» Aim of the task:
Copy out the lines that include the word "interface".

» Records provided:
━━━━━━━━━━━━━━━━

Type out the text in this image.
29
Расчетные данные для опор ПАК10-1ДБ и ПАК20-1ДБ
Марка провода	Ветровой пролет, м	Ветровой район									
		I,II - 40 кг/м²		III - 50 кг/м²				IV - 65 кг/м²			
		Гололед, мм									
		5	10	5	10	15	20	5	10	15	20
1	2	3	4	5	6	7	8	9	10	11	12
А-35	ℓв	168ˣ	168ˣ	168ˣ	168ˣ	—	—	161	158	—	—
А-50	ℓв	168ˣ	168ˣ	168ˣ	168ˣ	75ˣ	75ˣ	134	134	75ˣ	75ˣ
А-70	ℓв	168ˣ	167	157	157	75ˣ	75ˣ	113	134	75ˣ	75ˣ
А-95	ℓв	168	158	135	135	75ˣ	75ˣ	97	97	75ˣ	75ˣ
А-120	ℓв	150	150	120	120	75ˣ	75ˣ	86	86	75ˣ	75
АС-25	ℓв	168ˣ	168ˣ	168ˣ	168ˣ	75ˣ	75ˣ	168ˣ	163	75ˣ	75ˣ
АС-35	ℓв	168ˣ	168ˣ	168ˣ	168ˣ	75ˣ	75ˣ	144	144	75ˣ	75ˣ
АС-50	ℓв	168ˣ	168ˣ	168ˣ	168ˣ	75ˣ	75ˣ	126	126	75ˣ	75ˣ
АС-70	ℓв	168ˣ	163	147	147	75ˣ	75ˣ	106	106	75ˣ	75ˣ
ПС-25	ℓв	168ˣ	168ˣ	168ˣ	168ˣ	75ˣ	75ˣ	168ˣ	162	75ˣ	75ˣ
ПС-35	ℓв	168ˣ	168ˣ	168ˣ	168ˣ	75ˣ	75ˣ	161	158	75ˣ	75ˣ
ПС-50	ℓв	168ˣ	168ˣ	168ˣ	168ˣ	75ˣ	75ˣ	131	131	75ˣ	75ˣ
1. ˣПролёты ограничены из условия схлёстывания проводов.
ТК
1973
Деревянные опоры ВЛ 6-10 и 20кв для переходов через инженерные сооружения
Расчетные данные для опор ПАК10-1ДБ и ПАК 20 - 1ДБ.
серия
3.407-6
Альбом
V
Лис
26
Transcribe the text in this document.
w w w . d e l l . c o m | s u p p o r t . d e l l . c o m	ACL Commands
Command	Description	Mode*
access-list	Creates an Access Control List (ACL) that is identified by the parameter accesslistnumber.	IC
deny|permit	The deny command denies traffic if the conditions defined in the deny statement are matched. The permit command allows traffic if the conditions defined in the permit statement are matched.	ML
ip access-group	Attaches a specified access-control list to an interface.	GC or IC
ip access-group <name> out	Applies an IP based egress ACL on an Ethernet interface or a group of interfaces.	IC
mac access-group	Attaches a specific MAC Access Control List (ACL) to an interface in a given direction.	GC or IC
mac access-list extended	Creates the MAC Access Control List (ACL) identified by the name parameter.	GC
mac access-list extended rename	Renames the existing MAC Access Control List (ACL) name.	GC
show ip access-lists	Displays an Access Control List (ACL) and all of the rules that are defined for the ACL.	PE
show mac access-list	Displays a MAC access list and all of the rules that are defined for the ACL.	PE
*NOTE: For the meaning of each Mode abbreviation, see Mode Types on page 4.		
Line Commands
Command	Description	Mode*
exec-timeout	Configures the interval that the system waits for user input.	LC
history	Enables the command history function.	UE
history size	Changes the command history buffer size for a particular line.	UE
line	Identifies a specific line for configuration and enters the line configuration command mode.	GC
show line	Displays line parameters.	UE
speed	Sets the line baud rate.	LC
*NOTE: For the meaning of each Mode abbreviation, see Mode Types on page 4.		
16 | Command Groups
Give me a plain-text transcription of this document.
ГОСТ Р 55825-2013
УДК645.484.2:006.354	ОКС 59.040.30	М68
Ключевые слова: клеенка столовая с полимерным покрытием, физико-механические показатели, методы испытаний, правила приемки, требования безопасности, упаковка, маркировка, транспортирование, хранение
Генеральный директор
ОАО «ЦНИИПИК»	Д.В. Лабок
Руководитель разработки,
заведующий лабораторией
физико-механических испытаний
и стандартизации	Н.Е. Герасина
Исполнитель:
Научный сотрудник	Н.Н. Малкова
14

━━━━━━━━━━━━━━━━

» Reply to the task:
ip access-group	Attaches a specified access-control list to an interface.	GC or IC
ip access-group <name> out	Applies an IP based egress ACL on an Ethernet interface or a group of interfaces.	IC
mac access-group	Attaches a specific MAC Access Control List (ACL) to an interface in a given direction.	GC or IC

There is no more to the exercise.